Directions for this task:
Gather the lines below that include the string "JSON", copying each in full.

Source material:
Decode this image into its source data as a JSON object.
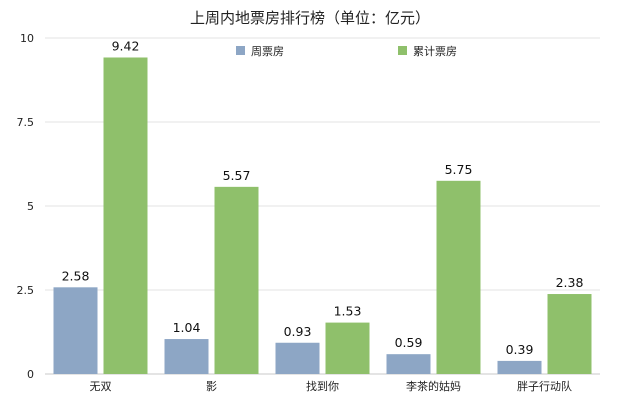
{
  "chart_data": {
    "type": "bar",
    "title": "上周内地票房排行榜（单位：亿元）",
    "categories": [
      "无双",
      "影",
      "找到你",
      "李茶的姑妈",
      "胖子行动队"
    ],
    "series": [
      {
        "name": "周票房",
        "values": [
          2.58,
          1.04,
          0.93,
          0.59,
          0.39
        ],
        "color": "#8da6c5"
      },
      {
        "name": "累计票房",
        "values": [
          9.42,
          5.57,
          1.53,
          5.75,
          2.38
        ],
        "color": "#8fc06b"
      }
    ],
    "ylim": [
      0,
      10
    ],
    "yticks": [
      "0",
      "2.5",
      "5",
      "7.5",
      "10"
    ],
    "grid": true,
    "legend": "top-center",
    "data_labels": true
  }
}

...

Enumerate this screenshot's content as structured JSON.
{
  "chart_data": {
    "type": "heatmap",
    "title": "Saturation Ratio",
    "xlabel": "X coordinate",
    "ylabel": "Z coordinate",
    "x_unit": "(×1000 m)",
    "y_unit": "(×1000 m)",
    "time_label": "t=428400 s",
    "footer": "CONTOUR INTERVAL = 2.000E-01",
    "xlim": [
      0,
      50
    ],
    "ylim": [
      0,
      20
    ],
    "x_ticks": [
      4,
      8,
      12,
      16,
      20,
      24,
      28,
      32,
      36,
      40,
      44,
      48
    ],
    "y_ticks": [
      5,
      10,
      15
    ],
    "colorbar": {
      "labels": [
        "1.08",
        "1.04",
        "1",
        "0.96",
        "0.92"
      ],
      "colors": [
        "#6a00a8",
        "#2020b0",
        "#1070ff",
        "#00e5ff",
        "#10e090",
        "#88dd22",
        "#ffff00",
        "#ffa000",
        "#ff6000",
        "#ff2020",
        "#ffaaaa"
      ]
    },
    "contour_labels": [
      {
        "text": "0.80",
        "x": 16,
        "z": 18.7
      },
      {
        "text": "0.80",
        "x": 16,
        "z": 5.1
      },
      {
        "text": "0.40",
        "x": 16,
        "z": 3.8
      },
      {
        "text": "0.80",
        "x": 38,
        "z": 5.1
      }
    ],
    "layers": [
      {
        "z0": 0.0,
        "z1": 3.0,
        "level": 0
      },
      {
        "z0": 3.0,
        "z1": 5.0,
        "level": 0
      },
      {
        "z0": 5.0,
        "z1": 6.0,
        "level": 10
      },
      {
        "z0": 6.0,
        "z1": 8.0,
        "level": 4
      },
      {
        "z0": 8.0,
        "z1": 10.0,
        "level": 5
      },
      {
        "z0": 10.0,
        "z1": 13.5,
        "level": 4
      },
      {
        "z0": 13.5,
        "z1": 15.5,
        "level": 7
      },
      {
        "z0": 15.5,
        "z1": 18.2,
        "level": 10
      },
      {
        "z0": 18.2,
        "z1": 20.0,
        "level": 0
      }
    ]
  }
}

---

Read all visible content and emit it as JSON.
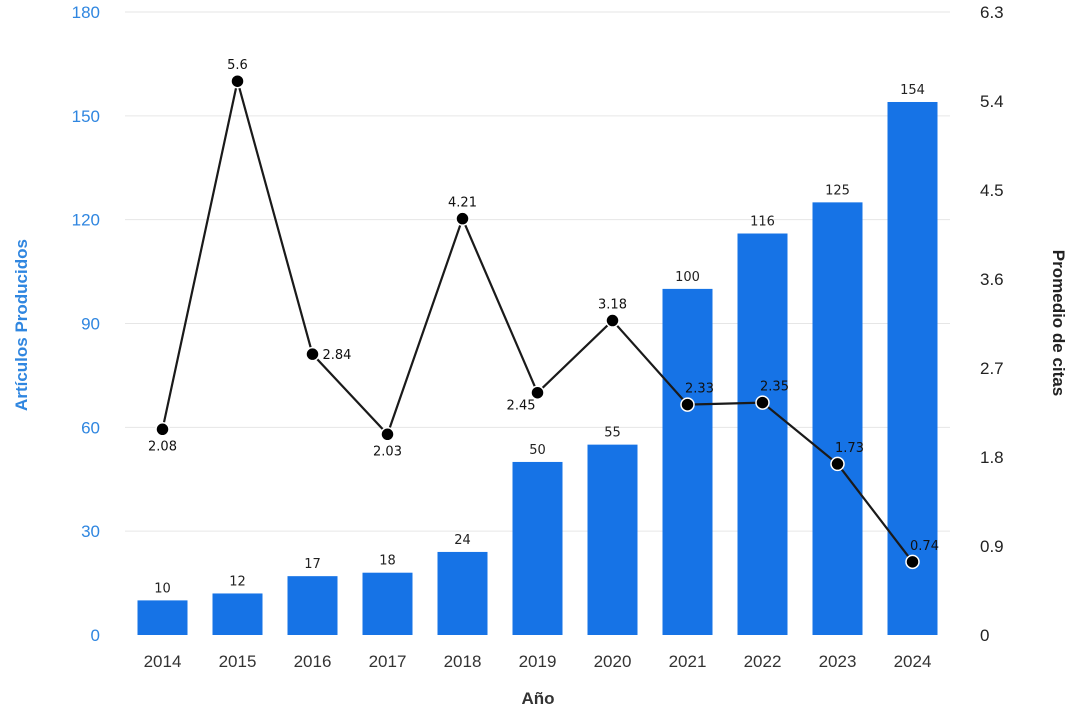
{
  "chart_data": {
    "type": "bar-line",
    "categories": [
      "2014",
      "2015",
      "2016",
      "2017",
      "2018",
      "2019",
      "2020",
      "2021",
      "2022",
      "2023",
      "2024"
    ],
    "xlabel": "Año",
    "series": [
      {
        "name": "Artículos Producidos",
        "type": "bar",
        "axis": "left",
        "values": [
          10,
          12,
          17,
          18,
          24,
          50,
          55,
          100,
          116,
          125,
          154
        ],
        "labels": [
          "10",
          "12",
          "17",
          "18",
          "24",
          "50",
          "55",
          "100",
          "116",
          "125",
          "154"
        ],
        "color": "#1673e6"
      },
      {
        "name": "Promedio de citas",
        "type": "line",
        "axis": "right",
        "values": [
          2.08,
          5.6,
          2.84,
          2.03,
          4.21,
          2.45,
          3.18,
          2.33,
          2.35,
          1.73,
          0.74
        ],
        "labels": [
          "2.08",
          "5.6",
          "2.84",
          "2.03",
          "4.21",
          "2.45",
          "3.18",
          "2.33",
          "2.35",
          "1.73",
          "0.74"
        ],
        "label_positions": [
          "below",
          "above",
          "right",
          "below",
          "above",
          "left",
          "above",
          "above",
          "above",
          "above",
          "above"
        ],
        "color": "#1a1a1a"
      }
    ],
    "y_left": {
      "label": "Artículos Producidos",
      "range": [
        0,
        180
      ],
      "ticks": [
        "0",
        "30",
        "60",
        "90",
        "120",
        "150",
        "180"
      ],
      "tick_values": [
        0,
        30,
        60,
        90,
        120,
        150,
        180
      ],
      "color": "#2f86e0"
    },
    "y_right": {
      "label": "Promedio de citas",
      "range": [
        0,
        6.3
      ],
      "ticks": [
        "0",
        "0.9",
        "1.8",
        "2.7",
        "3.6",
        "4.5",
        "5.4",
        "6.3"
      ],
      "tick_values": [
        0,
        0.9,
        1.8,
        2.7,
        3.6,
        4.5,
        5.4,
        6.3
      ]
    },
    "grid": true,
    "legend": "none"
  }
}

Task answer:
Decode this image into its source data as a JSON object.
Enumerate this screenshot's content as structured JSON.
Read all visible content and emit it as JSON.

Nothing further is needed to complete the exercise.